*DIRECTION*
Look for "часа" in the listing below. Gather each line that contains it.

____

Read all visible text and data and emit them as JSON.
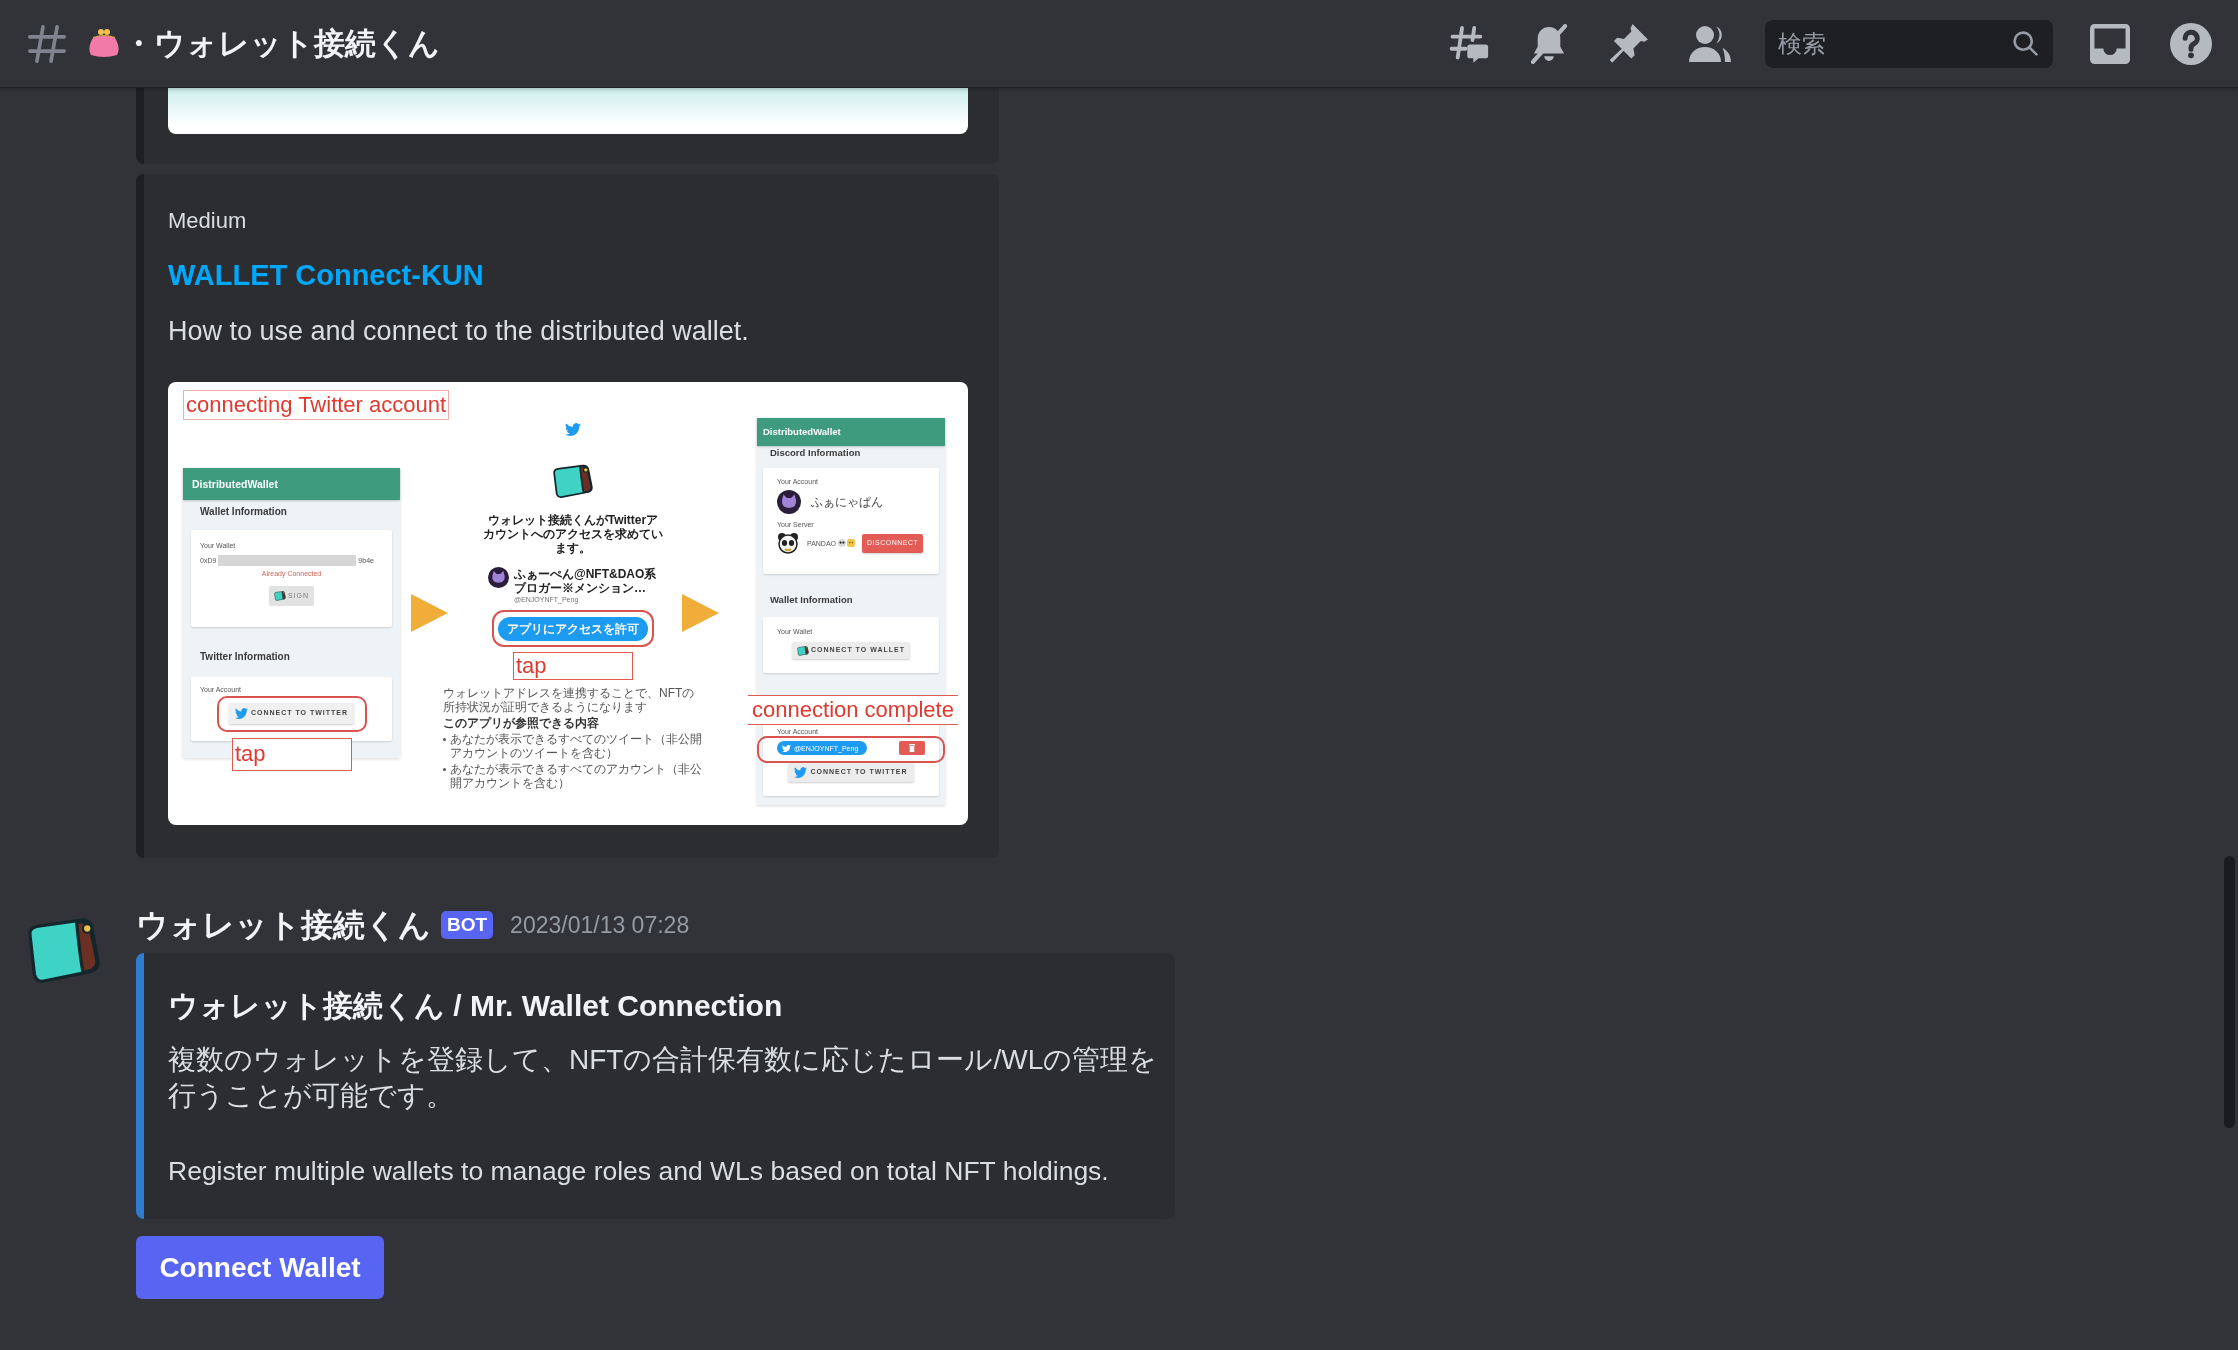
{
  "header": {
    "channel_name": "・ウォレット接続くん",
    "search_placeholder": "検索"
  },
  "embeds": [
    {
      "kind": "image"
    },
    {
      "kind": "link",
      "provider": "Medium",
      "title": "WALLET Connect-KUN",
      "description": "How to use and connect to the distributed wallet.",
      "screenshot": {
        "step_1": {
          "caption": "connecting Twitter account",
          "app_title": "DistributedWallet",
          "wallet_heading": "Wallet Information",
          "wallet_label": "Your Wallet",
          "address_start": "0xD9",
          "address_end": "9b4e",
          "wallet_status": "Already Connected",
          "sign_button": "SIGN",
          "twitter_heading": "Twitter Information",
          "account_label": "Your Account",
          "twitter_button": "CONNECT TO TWITTER",
          "note": "tap"
        },
        "step_2": {
          "heading": "ウォレット接続くんがTwitterアカウントへのアクセスを求めています。",
          "user_name": "ふぁーぺん@NFT&DAO系ブロガー※メンション…",
          "user_handle": "@ENJOYNFT_Peng",
          "authorize_button": "アプリにアクセスを許可",
          "note": "tap",
          "notice": "ウォレットアドレスを連携することで、NFTの所持状況が証明できるようになります",
          "permissions_heading": "このアプリが参照できる内容",
          "permissions": [
            "あなたが表示できるすべてのツイート（非公開アカウントのツイートを含む）",
            "あなたが表示できるすべてのアカウント（非公開アカウントを含む）"
          ]
        },
        "step_3": {
          "app_title": "DistributedWallet",
          "discord_heading": "Discord Information",
          "account_label": "Your Account",
          "account_name": "ふぁにゃぱん",
          "server_label": "Your Server",
          "server_name": "PANDAO",
          "disconnect_button": "DISCONNECT",
          "wallet_heading": "Wallet Information",
          "wallet_label": "Your Wallet",
          "wallet_button": "CONNECT TO WALLET",
          "note": "connection complete",
          "twitter_account_label": "Your Account",
          "twitter_handle": "@ENJOYNFT_Peng",
          "twitter_button": "CONNECT TO TWITTER"
        }
      }
    }
  ],
  "message": {
    "author": "ウォレット接続くん",
    "tag": "BOT",
    "timestamp": "2023/01/13 07:28",
    "embed": {
      "title": "ウォレット接続くん / Mr. Wallet Connection",
      "paragraphs": [
        "複数のウォレットを登録して、NFTの合計保有数に応じたロール/WLの管理を行うことが可能です。",
        "Register multiple wallets to manage roles and WLs based on total NFT holdings."
      ]
    },
    "buttons": [
      {
        "label": "Connect Wallet"
      }
    ]
  }
}
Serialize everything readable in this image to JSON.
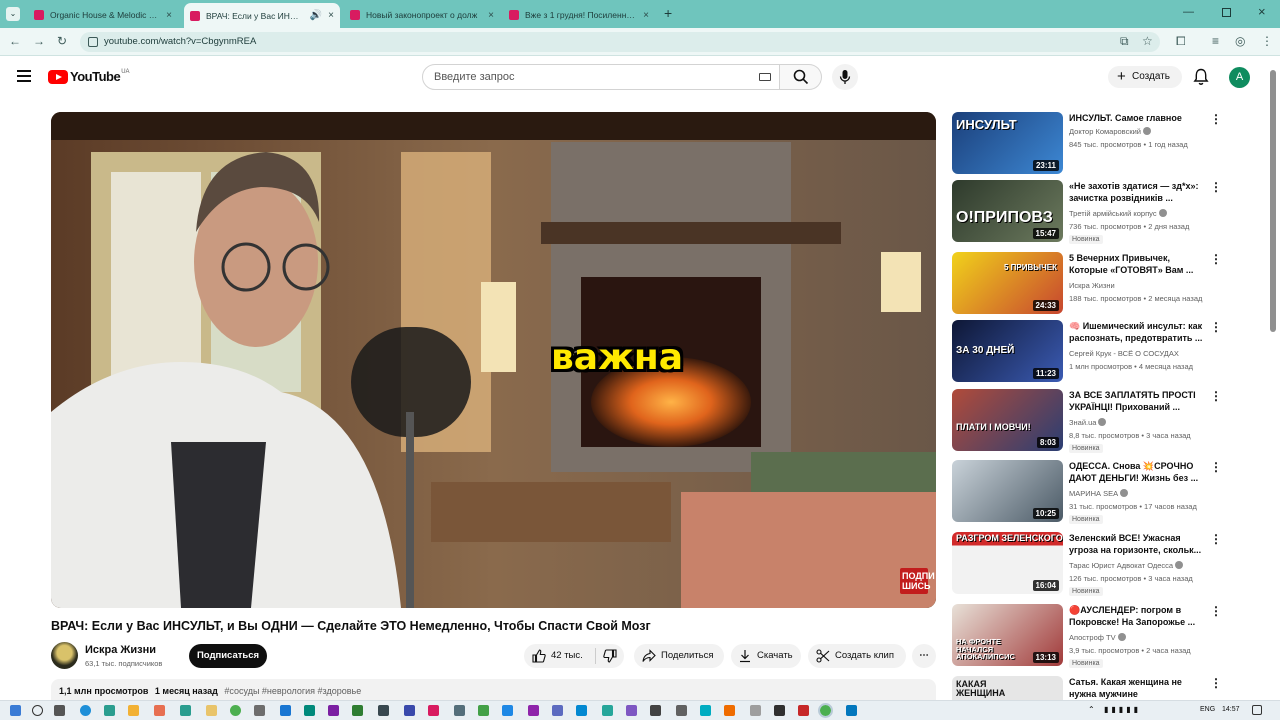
{
  "browser": {
    "tabs": [
      {
        "title": "Organic House & Melodic Hou",
        "active": false
      },
      {
        "title": "ВРАЧ: Если у Вас ИНСУЛЬТ",
        "active": true
      },
      {
        "title": "Новый законопроект о долж",
        "active": false
      },
      {
        "title": "Вже з 1 грудня! Посилення пр",
        "active": false
      }
    ],
    "new_tab": "+",
    "url": "youtube.com/watch?v=CbgynmREA"
  },
  "header": {
    "logo_text": "YouTube",
    "region": "UA",
    "search_placeholder": "Введите запрос",
    "create_label": "Создать",
    "avatar_letter": "A"
  },
  "video": {
    "caption": "важна",
    "watermark": "ПОДПИ ШИСЬ",
    "title": "ВРАЧ: Если у Вас ИНСУЛЬТ, и Вы ОДНИ — Сделайте ЭТО Немедленно, Чтобы Спасти Свой Мозг",
    "channel": "Искра Жизни",
    "subscribers": "63,1 тыс. подписчиков",
    "subscribe_label": "Подписаться",
    "likes": "42 тыс.",
    "share_label": "Поделиться",
    "download_label": "Скачать",
    "clip_label": "Создать клип",
    "views": "1,1 млн просмотров",
    "age": "1 месяц назад",
    "tags": "#сосуды #неврология #здоровье"
  },
  "recommendations": [
    {
      "title": "ИНСУЛЬТ. Самое главное",
      "channel": "Доктор Комаровский",
      "verified": true,
      "meta": "845 тыс. просмотров • 1 год назад",
      "new": "",
      "duration": "23:11",
      "thumb_text": "ИНСУЛЬТ",
      "thumb_color": "#2a6fb5"
    },
    {
      "title": "«Не захотів здатися — зд*х»: зачистка розвідників ...",
      "channel": "Третій армійський корпус",
      "verified": true,
      "meta": "736 тыс. просмотров • 2 дня назад",
      "new": "Новинка",
      "duration": "15:47",
      "thumb_text": "О!ПРИПОВЗ",
      "thumb_color": "#3d4a3a"
    },
    {
      "title": "5 Вечерних Привычек, Которые «ГОТОВЯТ» Вам ...",
      "channel": "Искра Жизни",
      "verified": false,
      "meta": "188 тыс. просмотров • 2 месяца назад",
      "new": "",
      "duration": "24:33",
      "thumb_text": "5 ПРИВЫЧЕК",
      "thumb_color": "#c7462f"
    },
    {
      "title": "🧠 Ишемический инсульт: как распознать, предотвратить ...",
      "channel": "Сергей Крук - ВСЁ О СОСУДАХ",
      "verified": false,
      "meta": "1 млн просмотров • 4 месяца назад",
      "new": "",
      "duration": "11:23",
      "thumb_text": "ЗА 30 ДНЕЙ",
      "thumb_color": "#1f2b52"
    },
    {
      "title": "ЗА ВСЕ ЗАПЛАТЯТЬ ПРОСТІ УКРАЇНЦІ! Прихований ...",
      "channel": "Знай.ua",
      "verified": true,
      "meta": "8,8 тыс. просмотров • 3 часа назад",
      "new": "Новинка",
      "duration": "8:03",
      "thumb_text": "ПЛАТИ І МОВЧИ!",
      "thumb_color": "#7a2f33"
    },
    {
      "title": "ОДЕССА. Снова 💥СРОЧНО ДАЮТ ДЕНЬГИ! Жизнь без ...",
      "channel": "МАРИНА SEA",
      "verified": true,
      "meta": "31 тыс. просмотров • 17 часов назад",
      "new": "Новинка",
      "duration": "10:25",
      "thumb_text": "",
      "thumb_color": "#5f7180"
    },
    {
      "title": "Зеленский ВСЕ! Ужасная угроза на горизонте, скольк...",
      "channel": "Тарас Юрист Адвокат Одесса",
      "verified": true,
      "meta": "126 тыс. просмотров • 3 часа назад",
      "new": "Новинка",
      "duration": "16:04",
      "thumb_text": "РАЗГРОМ ЗЕЛЕНСКОГО",
      "thumb_color": "#2b2b2b"
    },
    {
      "title": "🔴АУСЛЕНДЕР: погром в Покровске! На Запорожье ...",
      "channel": "Апостроф TV",
      "verified": true,
      "meta": "3,9 тыс. просмотров • 2 часа назад",
      "new": "Новинка",
      "duration": "13:13",
      "thumb_text": "НА ФРОНТЕ НАЧАЛСЯ АПОКАЛИПСИС",
      "thumb_color": "#8a3a3a"
    },
    {
      "title": "Сатья. Какая женщина не нужна мужчине",
      "channel": "",
      "verified": false,
      "meta": "",
      "new": "",
      "duration": "",
      "thumb_text": "КАКАЯ ЖЕНЩИНА",
      "thumb_color": "#d8d8d8"
    }
  ],
  "taskbar": {
    "lang": "ENG",
    "time": "14:57"
  }
}
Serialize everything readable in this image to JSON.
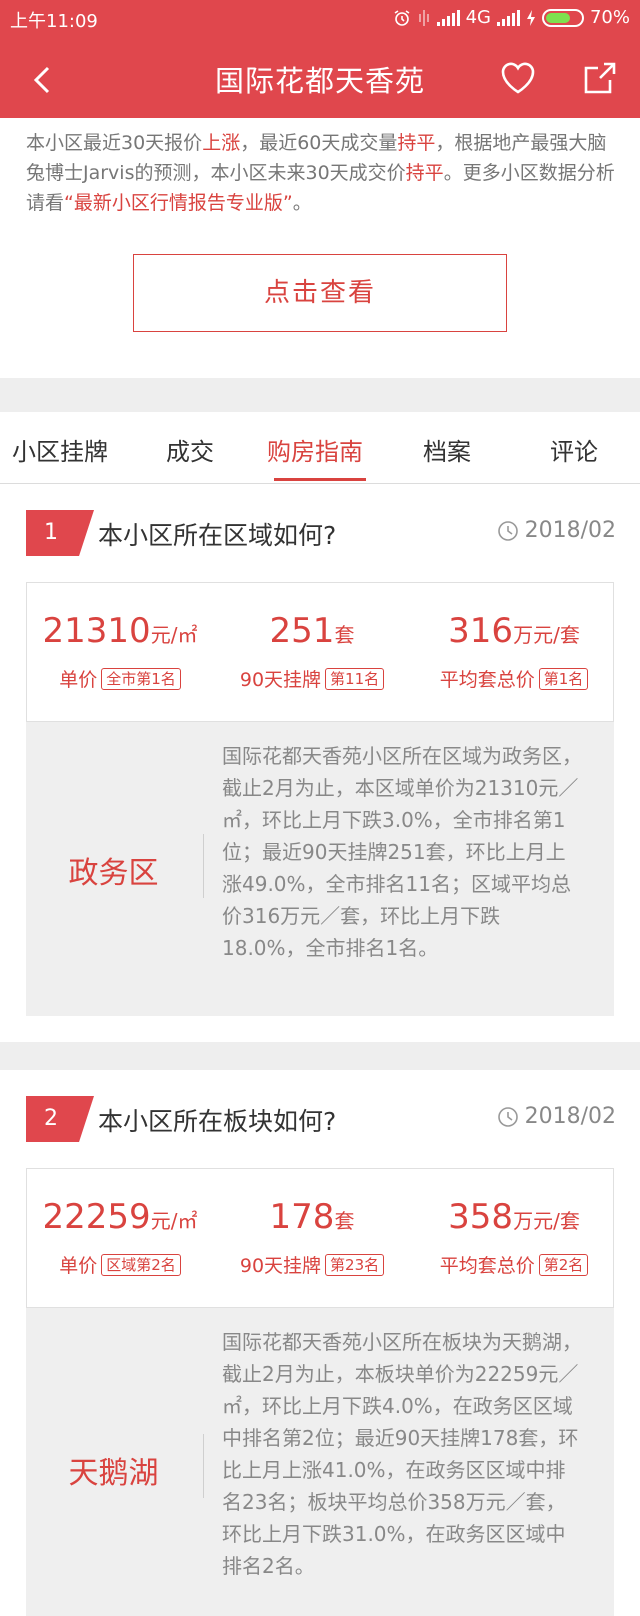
{
  "status_bar": {
    "time": "上午11:09",
    "network": "4G",
    "battery": "70%",
    "battery_level": 0.7
  },
  "nav": {
    "title": "国际花都天香苑"
  },
  "intro": {
    "t1": "本小区最近30天报价",
    "h1": "上涨",
    "t2": "，最近60天成交量",
    "h2": "持平",
    "t3": "，根据地产最强大脑兔博士Jarvis的预测，本小区未来30天成交价",
    "h3": "持平",
    "t4": "。更多小区数据分析请看",
    "h4": "“最新小区行情报告专业版”",
    "t5": "。"
  },
  "cta": {
    "label": "点击查看"
  },
  "tabs": [
    {
      "label": "小区挂牌"
    },
    {
      "label": "成交"
    },
    {
      "label": "购房指南",
      "active": true
    },
    {
      "label": "档案"
    },
    {
      "label": "评论"
    }
  ],
  "sections": [
    {
      "index": "1",
      "title": "本小区所在区域如何?",
      "date": "2018/02",
      "stats": [
        {
          "value": "21310",
          "unit": "元/㎡",
          "label": "单价",
          "rank": "全市第1名"
        },
        {
          "value": "251",
          "unit": "套",
          "label": "90天挂牌",
          "rank": "第11名"
        },
        {
          "value": "316",
          "unit": "万元/套",
          "label": "平均套总价",
          "rank": "第1名"
        }
      ],
      "area_name": "政务区",
      "description": "国际花都天香苑小区所在区域为政务区，截止2月为止，本区域单价为21310元／㎡，环比上月下跌3.0%，全市排名第1位；最近90天挂牌251套，环比上月上涨49.0%，全市排名11名；区域平均总价316万元／套，环比上月下跌18.0%，全市排名1名。"
    },
    {
      "index": "2",
      "title": "本小区所在板块如何?",
      "date": "2018/02",
      "stats": [
        {
          "value": "22259",
          "unit": "元/㎡",
          "label": "单价",
          "rank": "区域第2名"
        },
        {
          "value": "178",
          "unit": "套",
          "label": "90天挂牌",
          "rank": "第23名"
        },
        {
          "value": "358",
          "unit": "万元/套",
          "label": "平均套总价",
          "rank": "第2名"
        }
      ],
      "area_name": "天鹅湖",
      "description": "国际花都天香苑小区所在板块为天鹅湖，截止2月为止，本板块单价为22259元／㎡，环比上月下跌4.0%，在政务区区域中排名第2位；最近90天挂牌178套，环比上月上涨41.0%，在政务区区域中排名23名；板块平均总价358万元／套，环比上月下跌31.0%，在政务区区域中排名2名。"
    }
  ],
  "colors": {
    "brand": "#e0474d",
    "accent": "#d9433f"
  }
}
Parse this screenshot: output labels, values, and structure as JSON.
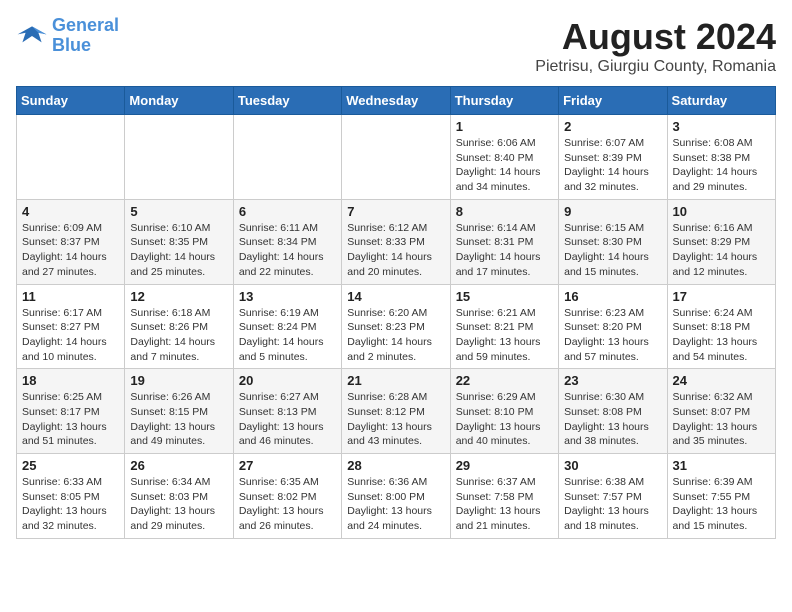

____

*SOLUTION*
      "meta": "8,8 тыс. просмотров • 3 часа назад",
      "meta": "126 тыс. просмотров • 3 часа назад",
      "meta": "3,9 тыс. просмотров • 2 часа назад",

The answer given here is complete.